§ **WHAT TO DO**: Filter this data down to the lines that hold "Онлайн", and copy them.

§ **RECORDS PROVIDED**:
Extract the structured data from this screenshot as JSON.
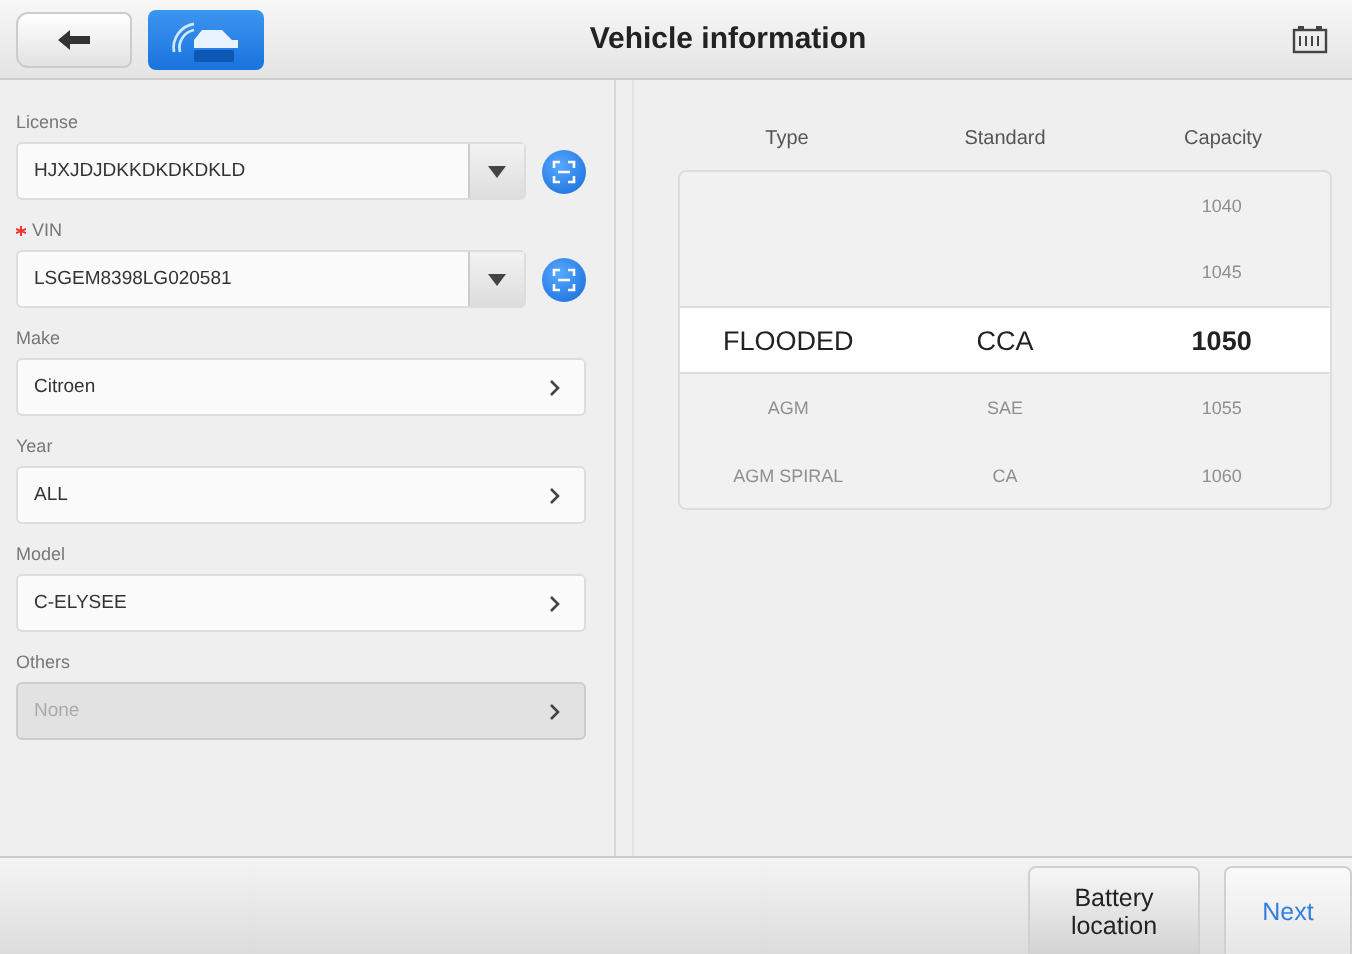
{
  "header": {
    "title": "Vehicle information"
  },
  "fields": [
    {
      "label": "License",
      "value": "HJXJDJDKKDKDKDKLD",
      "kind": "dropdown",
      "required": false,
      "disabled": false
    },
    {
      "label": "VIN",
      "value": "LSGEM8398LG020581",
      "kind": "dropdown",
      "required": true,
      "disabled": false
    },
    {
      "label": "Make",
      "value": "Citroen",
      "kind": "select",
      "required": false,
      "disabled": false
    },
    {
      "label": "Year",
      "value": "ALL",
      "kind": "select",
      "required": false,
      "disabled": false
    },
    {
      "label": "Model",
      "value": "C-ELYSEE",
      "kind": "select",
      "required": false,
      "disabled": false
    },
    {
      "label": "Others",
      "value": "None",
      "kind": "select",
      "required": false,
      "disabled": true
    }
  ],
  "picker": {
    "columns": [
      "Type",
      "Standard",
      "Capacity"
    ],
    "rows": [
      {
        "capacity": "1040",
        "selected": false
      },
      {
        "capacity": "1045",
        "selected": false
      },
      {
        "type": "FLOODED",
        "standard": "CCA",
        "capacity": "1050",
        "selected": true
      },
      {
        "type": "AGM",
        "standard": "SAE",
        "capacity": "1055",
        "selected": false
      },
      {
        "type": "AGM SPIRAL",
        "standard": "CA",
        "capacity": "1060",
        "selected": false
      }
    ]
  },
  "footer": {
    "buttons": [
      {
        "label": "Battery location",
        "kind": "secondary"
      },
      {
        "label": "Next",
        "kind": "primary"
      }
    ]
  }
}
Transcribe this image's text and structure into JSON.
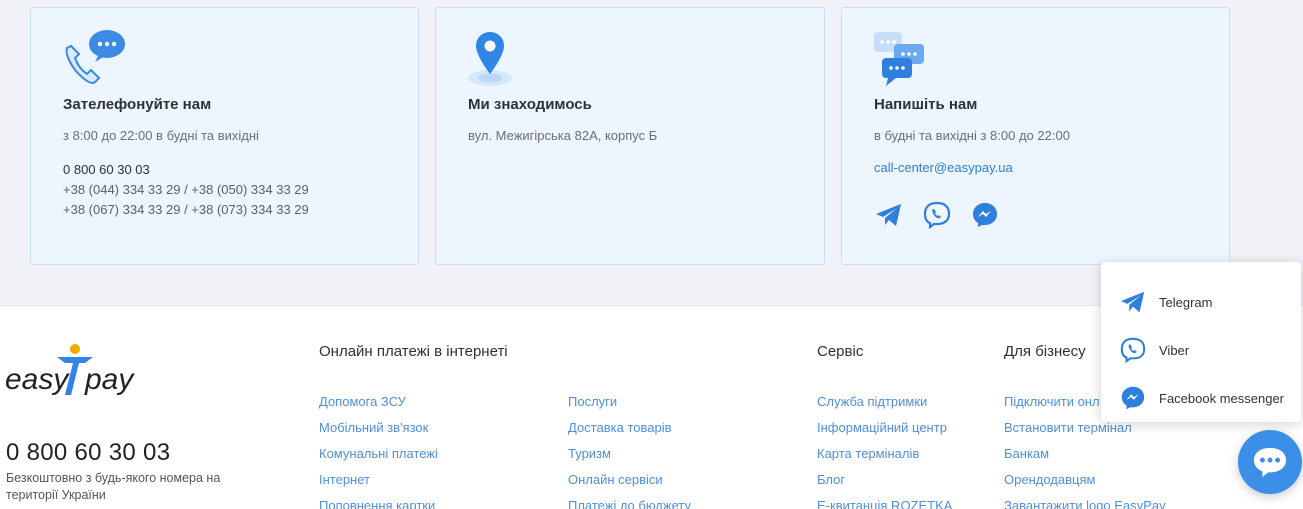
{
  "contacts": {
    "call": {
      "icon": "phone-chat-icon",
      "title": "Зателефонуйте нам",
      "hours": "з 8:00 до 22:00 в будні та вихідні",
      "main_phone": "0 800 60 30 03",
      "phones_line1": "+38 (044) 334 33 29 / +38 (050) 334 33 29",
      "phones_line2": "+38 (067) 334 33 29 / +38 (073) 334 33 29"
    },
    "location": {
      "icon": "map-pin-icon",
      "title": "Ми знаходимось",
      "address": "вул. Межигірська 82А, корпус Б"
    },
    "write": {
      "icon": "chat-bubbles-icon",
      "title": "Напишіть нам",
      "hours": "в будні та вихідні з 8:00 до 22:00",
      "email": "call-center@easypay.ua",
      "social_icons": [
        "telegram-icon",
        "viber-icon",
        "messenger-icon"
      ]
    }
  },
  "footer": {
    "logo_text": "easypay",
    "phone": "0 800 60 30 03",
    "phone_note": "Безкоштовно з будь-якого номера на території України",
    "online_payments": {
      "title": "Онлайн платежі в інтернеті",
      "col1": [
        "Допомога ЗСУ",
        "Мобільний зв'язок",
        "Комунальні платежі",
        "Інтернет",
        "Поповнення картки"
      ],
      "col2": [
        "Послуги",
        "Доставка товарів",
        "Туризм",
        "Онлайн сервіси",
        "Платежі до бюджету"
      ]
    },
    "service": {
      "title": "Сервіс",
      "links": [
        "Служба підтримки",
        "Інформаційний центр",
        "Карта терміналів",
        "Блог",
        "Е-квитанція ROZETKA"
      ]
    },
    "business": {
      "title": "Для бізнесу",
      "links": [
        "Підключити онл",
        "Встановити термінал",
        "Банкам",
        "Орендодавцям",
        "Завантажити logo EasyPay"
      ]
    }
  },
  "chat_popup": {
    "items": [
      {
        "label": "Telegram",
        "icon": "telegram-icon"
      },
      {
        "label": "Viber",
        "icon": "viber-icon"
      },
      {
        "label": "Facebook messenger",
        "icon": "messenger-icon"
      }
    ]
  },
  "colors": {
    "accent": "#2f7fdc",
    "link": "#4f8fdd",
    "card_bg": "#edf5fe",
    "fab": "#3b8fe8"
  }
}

...

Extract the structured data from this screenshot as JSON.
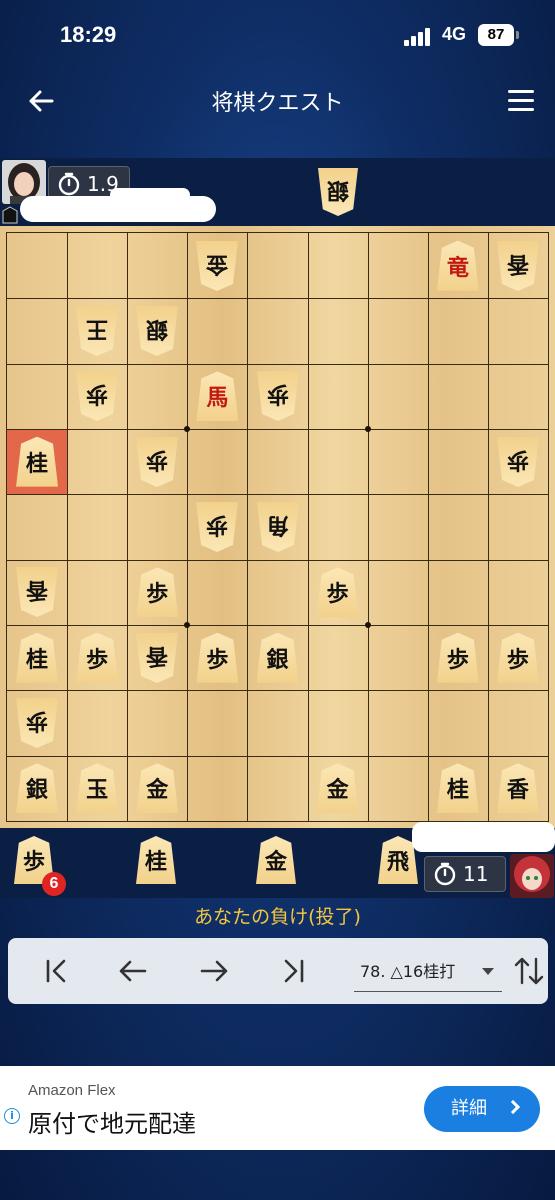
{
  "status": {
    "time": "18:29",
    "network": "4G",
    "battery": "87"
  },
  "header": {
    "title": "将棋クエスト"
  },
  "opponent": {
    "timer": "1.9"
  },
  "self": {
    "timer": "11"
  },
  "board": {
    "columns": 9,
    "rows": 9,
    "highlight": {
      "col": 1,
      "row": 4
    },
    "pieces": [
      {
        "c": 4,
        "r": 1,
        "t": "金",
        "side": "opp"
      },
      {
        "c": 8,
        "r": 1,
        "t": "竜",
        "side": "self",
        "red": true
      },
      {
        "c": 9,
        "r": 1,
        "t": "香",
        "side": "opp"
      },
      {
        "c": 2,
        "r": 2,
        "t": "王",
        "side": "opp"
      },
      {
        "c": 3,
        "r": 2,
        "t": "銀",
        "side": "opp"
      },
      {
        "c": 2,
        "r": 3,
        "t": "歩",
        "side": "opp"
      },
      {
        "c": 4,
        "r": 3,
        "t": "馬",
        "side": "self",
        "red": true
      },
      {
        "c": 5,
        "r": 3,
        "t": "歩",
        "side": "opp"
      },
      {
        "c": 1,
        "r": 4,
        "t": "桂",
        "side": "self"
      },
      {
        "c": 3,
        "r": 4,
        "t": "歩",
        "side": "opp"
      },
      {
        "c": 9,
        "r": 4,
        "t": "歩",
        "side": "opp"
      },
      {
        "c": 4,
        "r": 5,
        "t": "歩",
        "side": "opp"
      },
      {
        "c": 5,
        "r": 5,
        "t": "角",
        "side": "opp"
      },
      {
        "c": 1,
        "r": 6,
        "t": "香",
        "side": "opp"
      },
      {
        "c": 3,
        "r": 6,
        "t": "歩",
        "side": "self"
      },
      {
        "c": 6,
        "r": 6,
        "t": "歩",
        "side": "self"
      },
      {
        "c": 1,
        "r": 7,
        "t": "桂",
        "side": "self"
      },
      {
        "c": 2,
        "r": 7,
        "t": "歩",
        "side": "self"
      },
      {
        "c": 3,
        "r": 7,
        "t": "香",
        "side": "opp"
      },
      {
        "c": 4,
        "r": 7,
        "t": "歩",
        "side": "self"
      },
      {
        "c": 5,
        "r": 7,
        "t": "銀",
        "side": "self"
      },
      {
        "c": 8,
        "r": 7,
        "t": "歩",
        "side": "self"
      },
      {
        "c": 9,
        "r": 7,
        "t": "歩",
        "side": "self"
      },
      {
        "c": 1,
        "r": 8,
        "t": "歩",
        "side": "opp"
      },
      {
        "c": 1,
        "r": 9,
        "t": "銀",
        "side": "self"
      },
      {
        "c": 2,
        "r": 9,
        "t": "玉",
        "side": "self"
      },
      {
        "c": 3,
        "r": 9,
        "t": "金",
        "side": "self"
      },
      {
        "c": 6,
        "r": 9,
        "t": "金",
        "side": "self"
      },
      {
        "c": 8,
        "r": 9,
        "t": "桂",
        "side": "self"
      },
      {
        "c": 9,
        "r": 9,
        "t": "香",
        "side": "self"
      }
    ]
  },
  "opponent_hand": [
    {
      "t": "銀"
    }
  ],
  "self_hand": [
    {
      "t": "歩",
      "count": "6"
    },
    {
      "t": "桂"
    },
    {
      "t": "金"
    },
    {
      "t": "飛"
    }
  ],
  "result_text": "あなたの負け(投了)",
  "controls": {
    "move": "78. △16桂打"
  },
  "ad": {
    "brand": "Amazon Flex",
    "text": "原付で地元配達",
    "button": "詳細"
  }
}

§ **ANSWER TO THE TASK**:
      "title": "Онлайн платежі в інтернеті",
        "Онлайн сервіси",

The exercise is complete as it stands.